Belge Alıntısı.
• • • •
Click Here!
      "Gerçekten" haber verir 02 Ekim 2007

Eski tarihli sayılar

Görüş, teklif ve
eleştirilerinizi
[email protected]
adresine bekliyoruz.
 

Süleyman KÖSMENE

İtikâf günlerine yaklaşıyoruz



İsim belirtmeyen okuyucumuz:

*“İtikâf nedir? Hükmü nedir? Şartları nelerdir? Bir kimse, kendi evinde itikâfa girebilir mi?”

Allah Resulü’nün (asm) içinde itikâfa girdiği mübarek günlerden geçiyoruz. Bire binlerce sevabın yazıldığı, yılın en hususî ibadet günlerini yaşıyoruz. Hayır, hasenat, ibadet ve salih amel adına attığımız en küçük bile olsa her adımımıza nazar eden Yüce Rabb’imiz, içinde bulunduğumuz bu günlerde, bizim bir adımımız için günahlarımızı bağışlıyor, bir yönelişimiz için bizi merhametine erdiriyor, bir teveccühümüz için bizi rızasına nail kılıyor.

Ramazanın son on günü geldiğinde, namaz kılınan bir mescitte ibadet için itikâf niyetiyle inzivaya çekilmek sünnet-i müekkededir. Peygamber Efendimiz (asm) Medine’ye hicretten sonra her yıl Ramazanın son on gününde itikâfa çekilir, bütün geceyi ve gündüzleri ibadetle ihyâ ederdi. Resûl-i Ekrem’le (asm) birlikte mübarek hanımları da hâne-i saadetlerinin bir odasında itikâf yaparlardı. Hazret-i Âişe validemiz (ra) Ramazanın son on günü Peygamber Efendimiz’in (asm) itikâfa girdiğini, ibadetle meşgul olduğunu, ailesini namaz için uyandırdığını ve hanımlarından uzak kaldığını belirtir.

İtikâf lügatte bir şeye devam etmek demektir. Dinî bir terim olarak ise itikâf, ezan okunan ve kamet getirilen bir mescitte, bir camide veya ibadet yapılan bir mabette itikâf niyeti ile ikamet etmekten ibarettir. Ramazanın son on günü geldiğinde itikâfa girmenin hükmü, sünnet-i müekkededir.
• • • •
Sağlanan Satırlar.
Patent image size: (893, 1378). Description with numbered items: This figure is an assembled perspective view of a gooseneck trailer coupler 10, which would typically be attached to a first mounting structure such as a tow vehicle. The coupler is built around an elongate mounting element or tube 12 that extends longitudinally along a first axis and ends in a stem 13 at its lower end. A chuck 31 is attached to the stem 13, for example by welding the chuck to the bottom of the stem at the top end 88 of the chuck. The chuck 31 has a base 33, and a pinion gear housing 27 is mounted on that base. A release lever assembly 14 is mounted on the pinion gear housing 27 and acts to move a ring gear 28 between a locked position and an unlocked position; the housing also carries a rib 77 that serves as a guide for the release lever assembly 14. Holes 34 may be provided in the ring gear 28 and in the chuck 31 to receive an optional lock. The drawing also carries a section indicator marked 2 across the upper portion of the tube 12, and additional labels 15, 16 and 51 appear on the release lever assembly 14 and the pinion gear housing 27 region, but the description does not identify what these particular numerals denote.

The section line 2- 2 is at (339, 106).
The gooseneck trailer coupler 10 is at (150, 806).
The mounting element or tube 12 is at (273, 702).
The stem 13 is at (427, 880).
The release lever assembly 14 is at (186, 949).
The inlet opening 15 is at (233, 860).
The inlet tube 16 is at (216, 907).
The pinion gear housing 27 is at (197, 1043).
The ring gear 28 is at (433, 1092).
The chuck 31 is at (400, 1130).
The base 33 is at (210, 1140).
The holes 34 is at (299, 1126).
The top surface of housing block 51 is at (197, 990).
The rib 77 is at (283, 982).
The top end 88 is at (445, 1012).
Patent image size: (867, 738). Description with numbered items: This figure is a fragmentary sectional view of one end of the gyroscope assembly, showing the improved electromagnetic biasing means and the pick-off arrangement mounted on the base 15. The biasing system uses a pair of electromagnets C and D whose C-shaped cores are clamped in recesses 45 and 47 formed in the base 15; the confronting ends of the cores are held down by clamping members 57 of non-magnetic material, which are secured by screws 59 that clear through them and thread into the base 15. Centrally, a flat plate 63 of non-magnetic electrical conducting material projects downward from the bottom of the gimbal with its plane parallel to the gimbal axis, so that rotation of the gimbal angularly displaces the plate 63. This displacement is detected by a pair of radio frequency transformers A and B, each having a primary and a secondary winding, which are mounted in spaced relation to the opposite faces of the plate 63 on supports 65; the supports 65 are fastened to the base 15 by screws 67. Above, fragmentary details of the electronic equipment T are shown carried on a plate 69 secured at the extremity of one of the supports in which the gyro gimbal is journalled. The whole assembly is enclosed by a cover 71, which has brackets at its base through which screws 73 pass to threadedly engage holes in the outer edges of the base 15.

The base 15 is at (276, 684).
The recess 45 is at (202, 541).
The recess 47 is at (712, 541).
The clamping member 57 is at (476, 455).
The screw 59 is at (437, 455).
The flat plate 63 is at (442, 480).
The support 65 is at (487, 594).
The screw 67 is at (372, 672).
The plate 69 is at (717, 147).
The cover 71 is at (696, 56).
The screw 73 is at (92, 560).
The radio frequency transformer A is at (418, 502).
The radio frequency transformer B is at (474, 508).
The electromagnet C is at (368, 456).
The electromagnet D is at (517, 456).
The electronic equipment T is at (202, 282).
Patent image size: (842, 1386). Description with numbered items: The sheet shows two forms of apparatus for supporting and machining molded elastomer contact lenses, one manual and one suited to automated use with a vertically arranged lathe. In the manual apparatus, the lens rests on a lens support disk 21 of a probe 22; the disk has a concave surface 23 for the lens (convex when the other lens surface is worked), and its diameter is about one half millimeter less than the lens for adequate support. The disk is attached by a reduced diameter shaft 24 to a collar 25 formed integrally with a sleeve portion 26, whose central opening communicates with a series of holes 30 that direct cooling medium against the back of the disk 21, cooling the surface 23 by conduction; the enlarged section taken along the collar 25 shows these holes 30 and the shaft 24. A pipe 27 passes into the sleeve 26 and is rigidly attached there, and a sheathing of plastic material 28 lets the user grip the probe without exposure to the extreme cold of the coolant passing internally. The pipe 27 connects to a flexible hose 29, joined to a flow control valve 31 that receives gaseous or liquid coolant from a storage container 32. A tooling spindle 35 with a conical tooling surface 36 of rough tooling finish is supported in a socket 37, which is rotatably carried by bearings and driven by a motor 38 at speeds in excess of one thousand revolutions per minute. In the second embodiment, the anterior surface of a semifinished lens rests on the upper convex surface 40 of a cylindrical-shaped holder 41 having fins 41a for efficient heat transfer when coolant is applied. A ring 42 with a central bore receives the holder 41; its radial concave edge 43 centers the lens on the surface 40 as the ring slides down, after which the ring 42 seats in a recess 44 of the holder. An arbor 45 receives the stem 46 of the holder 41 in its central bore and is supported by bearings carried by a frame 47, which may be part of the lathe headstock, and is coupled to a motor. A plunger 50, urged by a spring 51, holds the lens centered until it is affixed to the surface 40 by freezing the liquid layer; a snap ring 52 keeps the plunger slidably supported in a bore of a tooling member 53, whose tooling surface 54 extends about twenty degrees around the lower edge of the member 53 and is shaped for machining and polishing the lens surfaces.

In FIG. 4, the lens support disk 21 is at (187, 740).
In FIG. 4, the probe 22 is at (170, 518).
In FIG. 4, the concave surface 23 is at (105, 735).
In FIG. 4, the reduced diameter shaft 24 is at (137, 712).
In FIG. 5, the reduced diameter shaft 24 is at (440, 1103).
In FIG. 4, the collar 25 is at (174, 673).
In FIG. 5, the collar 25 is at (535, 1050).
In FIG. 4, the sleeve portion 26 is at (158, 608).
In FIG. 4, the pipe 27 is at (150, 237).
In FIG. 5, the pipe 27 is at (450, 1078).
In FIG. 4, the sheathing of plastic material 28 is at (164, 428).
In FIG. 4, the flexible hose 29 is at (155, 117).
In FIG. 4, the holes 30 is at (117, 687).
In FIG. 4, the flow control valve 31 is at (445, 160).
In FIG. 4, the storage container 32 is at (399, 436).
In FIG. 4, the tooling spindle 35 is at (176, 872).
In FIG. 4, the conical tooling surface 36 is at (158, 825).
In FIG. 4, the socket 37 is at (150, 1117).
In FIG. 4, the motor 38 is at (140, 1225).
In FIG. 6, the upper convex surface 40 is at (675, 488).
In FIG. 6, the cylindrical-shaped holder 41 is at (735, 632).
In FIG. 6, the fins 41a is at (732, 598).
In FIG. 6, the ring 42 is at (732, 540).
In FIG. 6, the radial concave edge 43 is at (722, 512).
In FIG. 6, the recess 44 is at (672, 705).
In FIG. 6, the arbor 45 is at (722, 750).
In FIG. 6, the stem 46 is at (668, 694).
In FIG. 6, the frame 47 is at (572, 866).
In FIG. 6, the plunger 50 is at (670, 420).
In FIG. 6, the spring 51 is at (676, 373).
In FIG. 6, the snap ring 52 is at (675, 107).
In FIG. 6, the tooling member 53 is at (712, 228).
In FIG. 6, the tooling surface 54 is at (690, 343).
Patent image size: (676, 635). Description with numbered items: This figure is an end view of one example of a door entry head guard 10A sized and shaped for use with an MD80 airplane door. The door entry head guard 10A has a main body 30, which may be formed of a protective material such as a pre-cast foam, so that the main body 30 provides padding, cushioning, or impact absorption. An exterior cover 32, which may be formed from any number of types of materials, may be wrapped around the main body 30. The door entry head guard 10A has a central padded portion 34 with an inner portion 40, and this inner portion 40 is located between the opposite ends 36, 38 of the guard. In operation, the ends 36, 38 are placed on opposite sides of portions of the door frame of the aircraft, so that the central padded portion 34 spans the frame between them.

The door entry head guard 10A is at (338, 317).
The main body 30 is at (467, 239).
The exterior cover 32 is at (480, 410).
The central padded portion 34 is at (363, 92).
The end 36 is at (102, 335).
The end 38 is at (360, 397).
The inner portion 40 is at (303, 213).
• • • •
Çalışma Görevleri.
A – İtikâf yazısında "Süleyman KÖSMENE" ile "rızasına nail kılıyor." arasındaki bölümü, bu iki ifade de dahil olmak üzere, hiç değiştirmeden verir misiniz?
B – İtikâf yazısının devamını, son cümleden sonrasını sürdürerek getirir misiniz?

Verilen Yanıtlar.
A –
Süleyman KÖSMENE

İtikâf günlerine yaklaşıyoruz



İsim belirtmeyen okuyucumuz:

*“İtikâf nedir? Hükmü nedir? Şartları nelerdir? Bir kimse, kendi evinde itikâfa girebilir mi?”

Allah Resulü’nün (asm) içinde itikâfa girdiği mübarek günlerden geçiyoruz. Bire binlerce sevabın yazıldığı, yılın en hususî ibadet günlerini yaşıyoruz. Hayır, hasenat, ibadet ve salih amel adına attığımız en küçük bile olsa her adımımıza nazar eden Yüce Rabb’imiz, içinde bulunduğumuz bu günlerde, bizim bir adımımız için günahlarımızı bağışlıyor, bir yönelişimiz için bizi merhametine erdiriyor, bir teveccühümüz için bizi rızasına nail kılıyor.

B –
İtikâf kifâî nitelikte bir sünnet-i müekkededir. Yani bir beldede itikâf sünnetini bir Müslüman yerine getirdiğinde diğer Müslüman’lardan bu mes’uliyet kalkar.

Büyüklerden meşhur Ata der ki: “İtikâfa giren kimse, büyük bir zatın kapısında oturup, ‘İhtiyacımı almadıkça buradan ayrılmam!’ diyen bir ihtiyaç sahibine benzer. Çünkü o da, Cenâb-ı Hakk’ın bir mabedine girmiş ve ‘Beni affetmedikçe buradan ayrılıp gitmem ya Rabbi!’ diyor.”

Cenâb-ı Hak, “Mescitlerde itikâfa girdiğiniz zaman kadınlarınıza yaklaşmayın. Bunlar Allah’ın sınırlarıdır. Onlara yaklaşmayın”1 âyetiyle, itikâfa girilecek yerin “mescit” veya mescit hükmünde bir mabet olması gerektiğini bildirmiştir. Kadınlar, evlerinin bir odasını mescit hâline getirerek, orada itikâfa girebilirler.

İtikâfın şart ve rükünleri; 1- Niyet yapılmalıdır. 2- Gündüzü oruçlu olmalıdır. 3- İtikâf bir mescitte yapılmalıdır. 4- İtikâfa niyet eden Müslüman olmalı ve dinî emirler hususunda mükellef bulunmalıdır.

Hanefîlerden İmam Ebû Yusuf’a ve Malikîlere göre itikâfın en az süresi “bir gün”dür. İmam Muhammed ile Hanbelîlere göre itikâfın en az süresi, kişiye bağlı olarak “bir andır”. Şafiîlere göre ise itikâfın en az süresi “Sübhânallah” diyebilecek kadar bir zamandan biraz fazla olmalıdır.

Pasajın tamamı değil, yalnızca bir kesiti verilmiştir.